** Exercise details **
Find the string "JSON" and gather every line that holds it.

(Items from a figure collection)
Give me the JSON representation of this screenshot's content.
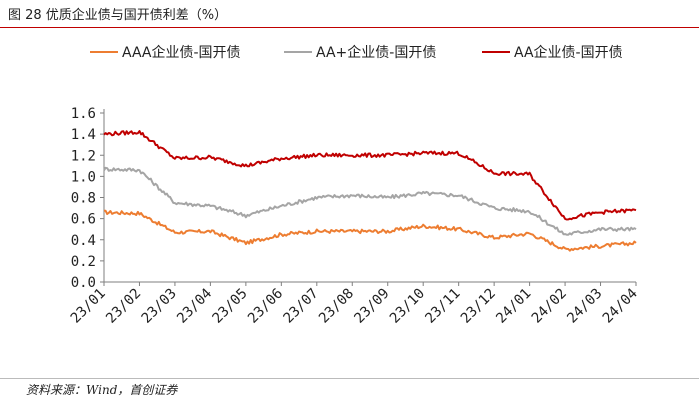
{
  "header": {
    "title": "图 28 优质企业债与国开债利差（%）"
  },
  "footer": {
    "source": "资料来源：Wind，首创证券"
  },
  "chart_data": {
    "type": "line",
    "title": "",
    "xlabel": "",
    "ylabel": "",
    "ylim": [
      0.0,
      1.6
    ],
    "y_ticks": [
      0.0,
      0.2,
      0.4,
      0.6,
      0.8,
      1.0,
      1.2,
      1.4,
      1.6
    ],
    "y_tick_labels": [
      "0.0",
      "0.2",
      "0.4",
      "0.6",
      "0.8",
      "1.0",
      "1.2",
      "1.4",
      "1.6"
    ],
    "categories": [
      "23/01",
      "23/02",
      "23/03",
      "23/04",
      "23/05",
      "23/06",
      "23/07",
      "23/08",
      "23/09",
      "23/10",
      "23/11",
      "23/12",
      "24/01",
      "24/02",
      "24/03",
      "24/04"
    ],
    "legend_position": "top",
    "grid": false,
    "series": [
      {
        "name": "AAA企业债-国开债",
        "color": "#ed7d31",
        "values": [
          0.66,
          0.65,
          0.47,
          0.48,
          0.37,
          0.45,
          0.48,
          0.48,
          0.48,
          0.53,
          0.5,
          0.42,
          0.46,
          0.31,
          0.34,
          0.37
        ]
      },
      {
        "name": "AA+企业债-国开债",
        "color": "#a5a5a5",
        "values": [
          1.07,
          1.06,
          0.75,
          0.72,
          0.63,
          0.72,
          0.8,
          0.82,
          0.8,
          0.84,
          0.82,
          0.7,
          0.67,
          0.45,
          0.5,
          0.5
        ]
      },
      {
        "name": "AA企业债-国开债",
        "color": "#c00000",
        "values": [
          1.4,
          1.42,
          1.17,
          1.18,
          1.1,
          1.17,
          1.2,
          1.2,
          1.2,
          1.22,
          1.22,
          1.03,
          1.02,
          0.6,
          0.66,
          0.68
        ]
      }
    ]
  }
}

---

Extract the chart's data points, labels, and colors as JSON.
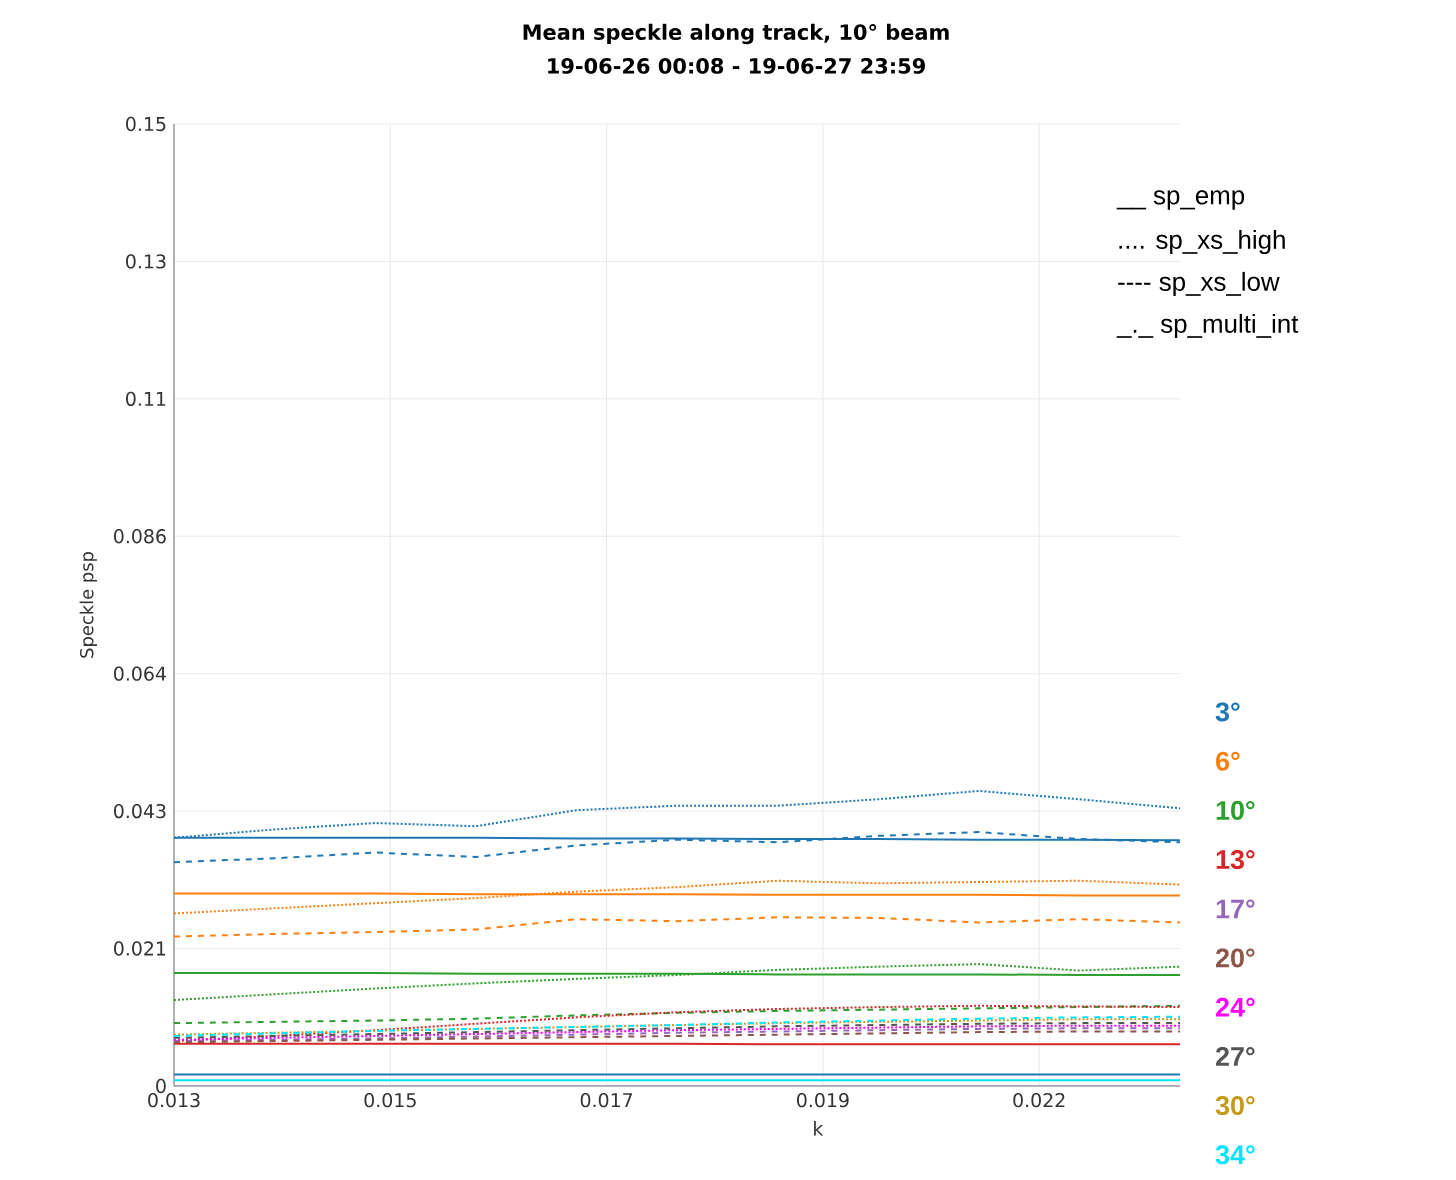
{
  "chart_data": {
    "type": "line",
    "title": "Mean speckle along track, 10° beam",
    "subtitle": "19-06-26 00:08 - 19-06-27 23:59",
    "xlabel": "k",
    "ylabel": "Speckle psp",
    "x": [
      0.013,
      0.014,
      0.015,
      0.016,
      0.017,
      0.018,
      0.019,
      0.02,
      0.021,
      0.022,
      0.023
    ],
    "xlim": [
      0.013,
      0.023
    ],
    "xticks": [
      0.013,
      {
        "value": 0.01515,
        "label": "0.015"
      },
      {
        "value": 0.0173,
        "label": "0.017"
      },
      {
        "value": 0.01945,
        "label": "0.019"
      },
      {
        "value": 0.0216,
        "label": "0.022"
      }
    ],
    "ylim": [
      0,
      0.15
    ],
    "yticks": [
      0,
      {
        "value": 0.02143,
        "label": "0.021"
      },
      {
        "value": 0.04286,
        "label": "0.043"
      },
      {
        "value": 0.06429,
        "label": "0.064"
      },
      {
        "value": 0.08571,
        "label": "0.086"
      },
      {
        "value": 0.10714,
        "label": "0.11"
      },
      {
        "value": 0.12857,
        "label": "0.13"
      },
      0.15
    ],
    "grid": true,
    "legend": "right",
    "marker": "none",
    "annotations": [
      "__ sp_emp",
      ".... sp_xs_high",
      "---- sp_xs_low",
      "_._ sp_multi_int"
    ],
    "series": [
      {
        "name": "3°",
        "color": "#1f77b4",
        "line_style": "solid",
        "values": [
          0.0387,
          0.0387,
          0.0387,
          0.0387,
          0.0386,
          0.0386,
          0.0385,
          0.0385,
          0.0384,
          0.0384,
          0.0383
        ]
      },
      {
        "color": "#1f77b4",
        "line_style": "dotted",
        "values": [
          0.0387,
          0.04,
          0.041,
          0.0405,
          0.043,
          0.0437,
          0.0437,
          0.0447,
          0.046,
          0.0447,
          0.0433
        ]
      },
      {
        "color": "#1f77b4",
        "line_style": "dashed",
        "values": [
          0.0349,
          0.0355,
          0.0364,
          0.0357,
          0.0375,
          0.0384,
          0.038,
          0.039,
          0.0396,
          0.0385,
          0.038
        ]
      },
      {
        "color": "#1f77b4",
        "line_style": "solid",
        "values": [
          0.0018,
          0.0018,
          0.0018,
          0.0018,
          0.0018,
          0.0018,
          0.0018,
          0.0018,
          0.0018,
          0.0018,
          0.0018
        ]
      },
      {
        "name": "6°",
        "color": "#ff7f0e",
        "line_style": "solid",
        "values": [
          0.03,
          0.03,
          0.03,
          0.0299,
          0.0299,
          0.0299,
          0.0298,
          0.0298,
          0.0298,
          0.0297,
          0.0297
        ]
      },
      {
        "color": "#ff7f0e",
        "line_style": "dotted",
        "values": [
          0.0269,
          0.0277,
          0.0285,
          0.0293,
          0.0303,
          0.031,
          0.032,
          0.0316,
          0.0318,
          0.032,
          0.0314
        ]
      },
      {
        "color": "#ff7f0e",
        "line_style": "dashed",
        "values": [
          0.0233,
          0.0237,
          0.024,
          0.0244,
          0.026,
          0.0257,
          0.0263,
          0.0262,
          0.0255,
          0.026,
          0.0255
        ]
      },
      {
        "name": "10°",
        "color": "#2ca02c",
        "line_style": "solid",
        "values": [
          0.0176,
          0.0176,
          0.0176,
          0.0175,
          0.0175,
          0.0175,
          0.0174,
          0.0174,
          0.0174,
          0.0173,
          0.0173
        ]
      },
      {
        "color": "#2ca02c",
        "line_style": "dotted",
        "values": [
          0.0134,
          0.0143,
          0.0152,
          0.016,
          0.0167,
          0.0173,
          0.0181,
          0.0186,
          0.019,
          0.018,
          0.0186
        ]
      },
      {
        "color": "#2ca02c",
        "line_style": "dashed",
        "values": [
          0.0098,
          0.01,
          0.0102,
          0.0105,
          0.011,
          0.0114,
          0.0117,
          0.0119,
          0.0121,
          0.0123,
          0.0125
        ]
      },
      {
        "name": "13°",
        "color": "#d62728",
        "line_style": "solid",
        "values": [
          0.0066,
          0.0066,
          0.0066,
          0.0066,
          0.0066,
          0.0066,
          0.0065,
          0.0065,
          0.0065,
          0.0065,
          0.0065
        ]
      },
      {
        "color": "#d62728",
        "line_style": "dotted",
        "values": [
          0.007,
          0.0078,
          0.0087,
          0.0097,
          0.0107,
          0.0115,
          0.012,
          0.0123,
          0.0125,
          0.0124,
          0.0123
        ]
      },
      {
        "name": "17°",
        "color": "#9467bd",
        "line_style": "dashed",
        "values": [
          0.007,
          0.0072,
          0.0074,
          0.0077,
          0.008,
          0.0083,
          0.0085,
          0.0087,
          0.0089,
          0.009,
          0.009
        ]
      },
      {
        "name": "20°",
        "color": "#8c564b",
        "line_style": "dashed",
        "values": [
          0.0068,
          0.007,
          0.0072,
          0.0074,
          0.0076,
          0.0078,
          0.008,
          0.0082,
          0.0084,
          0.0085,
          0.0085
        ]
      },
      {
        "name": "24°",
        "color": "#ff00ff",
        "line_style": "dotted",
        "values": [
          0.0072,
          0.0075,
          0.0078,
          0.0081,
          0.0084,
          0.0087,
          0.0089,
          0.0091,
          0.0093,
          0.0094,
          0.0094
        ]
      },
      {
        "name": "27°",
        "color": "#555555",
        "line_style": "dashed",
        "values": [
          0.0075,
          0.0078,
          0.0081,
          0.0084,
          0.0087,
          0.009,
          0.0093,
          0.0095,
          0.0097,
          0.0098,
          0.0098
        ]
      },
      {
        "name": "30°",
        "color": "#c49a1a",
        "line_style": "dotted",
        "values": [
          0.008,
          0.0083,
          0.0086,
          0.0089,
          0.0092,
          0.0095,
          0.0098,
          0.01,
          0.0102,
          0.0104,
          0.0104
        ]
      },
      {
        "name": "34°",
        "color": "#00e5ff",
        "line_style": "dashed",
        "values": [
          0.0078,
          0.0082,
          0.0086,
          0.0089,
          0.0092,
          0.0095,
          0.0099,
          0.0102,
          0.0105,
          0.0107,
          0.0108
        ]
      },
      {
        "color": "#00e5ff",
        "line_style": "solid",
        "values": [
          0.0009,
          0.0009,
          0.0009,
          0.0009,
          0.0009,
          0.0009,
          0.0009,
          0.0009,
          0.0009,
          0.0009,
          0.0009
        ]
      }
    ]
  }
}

** Reply **
Give me the JSON representation of this screenshot's content.
Extract the chart's data points, labels, and colors as JSON.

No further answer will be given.